_Exercise_
Seek out every line containing the word "extrasystola", and copy each.

[Records from a collection]
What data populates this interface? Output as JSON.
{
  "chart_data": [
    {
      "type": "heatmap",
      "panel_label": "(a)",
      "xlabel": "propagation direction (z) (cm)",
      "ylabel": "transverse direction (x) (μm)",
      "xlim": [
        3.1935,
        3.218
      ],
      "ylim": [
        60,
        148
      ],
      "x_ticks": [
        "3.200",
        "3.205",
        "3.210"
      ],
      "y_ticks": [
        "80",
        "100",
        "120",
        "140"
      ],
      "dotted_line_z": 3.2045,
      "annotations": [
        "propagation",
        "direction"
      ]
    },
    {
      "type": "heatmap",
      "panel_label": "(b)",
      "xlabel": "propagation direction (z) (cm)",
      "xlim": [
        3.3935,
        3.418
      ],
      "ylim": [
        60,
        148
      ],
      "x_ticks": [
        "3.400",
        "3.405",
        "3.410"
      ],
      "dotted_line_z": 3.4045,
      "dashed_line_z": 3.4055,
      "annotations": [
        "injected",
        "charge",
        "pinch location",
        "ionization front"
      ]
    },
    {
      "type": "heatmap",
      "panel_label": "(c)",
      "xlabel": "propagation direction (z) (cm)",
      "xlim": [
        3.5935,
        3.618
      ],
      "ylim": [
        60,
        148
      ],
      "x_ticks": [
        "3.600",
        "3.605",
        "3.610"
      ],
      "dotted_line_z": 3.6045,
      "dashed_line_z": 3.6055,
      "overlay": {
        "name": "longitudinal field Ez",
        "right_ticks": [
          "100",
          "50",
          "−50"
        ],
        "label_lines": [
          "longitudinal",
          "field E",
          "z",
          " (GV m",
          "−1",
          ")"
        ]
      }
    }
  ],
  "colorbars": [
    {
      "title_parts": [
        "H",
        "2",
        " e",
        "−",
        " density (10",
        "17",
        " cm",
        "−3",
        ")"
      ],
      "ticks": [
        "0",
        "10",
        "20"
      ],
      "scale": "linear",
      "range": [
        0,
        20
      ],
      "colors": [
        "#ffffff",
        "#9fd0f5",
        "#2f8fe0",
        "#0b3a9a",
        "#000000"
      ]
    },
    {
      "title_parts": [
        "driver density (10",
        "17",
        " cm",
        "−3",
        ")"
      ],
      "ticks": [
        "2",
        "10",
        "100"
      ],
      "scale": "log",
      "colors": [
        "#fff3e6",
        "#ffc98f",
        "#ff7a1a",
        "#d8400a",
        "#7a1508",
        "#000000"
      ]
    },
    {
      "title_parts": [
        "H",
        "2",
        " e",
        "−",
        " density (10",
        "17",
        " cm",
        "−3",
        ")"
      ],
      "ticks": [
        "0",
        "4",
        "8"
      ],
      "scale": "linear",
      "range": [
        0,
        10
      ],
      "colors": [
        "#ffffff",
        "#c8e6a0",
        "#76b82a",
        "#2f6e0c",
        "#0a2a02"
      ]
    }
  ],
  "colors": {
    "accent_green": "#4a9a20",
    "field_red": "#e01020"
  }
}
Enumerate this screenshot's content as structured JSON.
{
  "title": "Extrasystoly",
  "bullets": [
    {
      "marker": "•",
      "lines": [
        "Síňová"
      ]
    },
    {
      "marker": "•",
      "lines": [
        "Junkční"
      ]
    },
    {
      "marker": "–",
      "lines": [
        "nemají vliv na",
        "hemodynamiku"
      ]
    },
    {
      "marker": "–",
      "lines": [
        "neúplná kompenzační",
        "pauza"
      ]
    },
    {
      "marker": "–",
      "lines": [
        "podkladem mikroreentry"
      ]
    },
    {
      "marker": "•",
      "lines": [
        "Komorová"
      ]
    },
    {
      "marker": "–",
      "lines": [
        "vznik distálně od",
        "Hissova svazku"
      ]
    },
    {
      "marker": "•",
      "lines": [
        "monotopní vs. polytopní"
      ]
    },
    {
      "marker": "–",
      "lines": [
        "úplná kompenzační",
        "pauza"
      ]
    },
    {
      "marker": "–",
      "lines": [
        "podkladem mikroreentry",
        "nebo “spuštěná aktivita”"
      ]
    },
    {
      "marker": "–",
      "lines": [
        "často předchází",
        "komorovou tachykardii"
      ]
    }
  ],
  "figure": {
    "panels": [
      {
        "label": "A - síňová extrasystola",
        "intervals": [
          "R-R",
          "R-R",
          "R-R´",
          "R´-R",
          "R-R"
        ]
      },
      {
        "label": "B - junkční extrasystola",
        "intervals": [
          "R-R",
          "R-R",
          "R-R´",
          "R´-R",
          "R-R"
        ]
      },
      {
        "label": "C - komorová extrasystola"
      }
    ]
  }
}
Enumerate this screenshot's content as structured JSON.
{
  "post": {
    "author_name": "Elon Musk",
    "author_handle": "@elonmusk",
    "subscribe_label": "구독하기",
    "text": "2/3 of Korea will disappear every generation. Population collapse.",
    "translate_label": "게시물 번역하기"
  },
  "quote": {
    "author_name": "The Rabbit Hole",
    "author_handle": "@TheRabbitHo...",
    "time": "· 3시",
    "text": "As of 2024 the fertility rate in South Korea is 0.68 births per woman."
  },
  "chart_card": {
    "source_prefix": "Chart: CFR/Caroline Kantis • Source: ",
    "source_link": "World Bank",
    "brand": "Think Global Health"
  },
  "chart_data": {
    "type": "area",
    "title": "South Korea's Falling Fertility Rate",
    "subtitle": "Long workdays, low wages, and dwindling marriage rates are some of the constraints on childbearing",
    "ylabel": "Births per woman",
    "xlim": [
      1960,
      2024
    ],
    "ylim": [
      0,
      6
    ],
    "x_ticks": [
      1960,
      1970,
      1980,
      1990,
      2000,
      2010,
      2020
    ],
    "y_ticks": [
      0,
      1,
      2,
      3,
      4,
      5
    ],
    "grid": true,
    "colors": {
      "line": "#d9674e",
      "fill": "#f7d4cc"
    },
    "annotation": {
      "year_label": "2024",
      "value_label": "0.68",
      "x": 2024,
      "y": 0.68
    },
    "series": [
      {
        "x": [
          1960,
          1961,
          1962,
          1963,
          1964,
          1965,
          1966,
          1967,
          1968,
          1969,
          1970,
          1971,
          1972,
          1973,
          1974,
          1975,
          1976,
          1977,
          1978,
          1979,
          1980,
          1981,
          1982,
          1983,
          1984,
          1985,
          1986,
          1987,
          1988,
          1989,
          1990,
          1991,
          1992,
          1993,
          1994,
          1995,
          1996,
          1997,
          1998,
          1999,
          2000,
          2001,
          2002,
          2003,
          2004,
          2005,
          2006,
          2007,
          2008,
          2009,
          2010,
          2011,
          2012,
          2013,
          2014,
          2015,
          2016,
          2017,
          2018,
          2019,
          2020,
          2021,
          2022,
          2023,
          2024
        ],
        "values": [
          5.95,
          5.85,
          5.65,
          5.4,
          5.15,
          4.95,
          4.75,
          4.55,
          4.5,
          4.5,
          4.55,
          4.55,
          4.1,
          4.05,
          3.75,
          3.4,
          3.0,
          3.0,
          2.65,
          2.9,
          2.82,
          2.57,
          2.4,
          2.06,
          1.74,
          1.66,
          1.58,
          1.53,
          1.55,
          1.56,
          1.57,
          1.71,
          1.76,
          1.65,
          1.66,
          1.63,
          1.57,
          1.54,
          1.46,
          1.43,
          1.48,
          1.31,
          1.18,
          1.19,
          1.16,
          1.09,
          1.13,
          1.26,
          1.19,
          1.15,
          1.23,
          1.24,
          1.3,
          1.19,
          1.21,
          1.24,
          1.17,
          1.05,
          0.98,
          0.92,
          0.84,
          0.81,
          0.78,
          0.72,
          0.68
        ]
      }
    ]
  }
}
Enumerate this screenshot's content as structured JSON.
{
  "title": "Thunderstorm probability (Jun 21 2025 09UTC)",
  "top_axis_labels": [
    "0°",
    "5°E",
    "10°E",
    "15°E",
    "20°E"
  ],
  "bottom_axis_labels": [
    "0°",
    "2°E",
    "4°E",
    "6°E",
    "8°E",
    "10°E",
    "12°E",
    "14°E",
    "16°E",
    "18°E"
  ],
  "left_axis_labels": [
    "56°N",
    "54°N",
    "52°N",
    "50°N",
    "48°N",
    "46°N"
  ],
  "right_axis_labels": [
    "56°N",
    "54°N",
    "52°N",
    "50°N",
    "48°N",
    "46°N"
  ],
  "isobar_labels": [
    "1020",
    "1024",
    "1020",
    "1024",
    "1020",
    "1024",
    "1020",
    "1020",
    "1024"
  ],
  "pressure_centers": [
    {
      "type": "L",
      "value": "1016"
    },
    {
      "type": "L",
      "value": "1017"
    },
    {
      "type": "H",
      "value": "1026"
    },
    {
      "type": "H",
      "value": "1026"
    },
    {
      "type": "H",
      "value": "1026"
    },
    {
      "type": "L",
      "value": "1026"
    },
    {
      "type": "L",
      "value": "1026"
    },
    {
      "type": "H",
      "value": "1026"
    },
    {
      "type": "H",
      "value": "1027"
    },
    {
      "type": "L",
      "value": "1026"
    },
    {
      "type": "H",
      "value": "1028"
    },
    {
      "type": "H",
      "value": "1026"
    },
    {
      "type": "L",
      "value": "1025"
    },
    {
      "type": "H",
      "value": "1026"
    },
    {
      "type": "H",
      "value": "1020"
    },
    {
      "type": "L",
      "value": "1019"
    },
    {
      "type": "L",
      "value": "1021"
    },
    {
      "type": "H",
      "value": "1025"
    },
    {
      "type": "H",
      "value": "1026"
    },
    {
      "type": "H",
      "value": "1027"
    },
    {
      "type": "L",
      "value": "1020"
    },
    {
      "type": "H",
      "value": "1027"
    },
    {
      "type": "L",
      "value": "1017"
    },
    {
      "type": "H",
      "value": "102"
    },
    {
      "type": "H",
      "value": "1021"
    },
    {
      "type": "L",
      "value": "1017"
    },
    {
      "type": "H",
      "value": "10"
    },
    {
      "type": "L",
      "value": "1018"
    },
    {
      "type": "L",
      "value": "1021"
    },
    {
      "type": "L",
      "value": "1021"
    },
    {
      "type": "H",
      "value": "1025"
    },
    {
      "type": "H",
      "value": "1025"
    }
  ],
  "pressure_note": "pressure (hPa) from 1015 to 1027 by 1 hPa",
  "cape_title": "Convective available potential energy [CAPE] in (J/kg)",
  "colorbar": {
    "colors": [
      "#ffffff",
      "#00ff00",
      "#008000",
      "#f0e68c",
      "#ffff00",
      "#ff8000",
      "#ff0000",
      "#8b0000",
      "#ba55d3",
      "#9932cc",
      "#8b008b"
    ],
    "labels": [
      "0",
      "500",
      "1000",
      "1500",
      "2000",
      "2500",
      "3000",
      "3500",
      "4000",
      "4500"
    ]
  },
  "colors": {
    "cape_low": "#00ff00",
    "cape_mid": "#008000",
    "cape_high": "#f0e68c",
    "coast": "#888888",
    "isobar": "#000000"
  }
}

_Exercise answer_
        "label": "A - síňová extrasystola",
        "label": "B - junkční extrasystola",
        "label": "C - komorová extrasystola"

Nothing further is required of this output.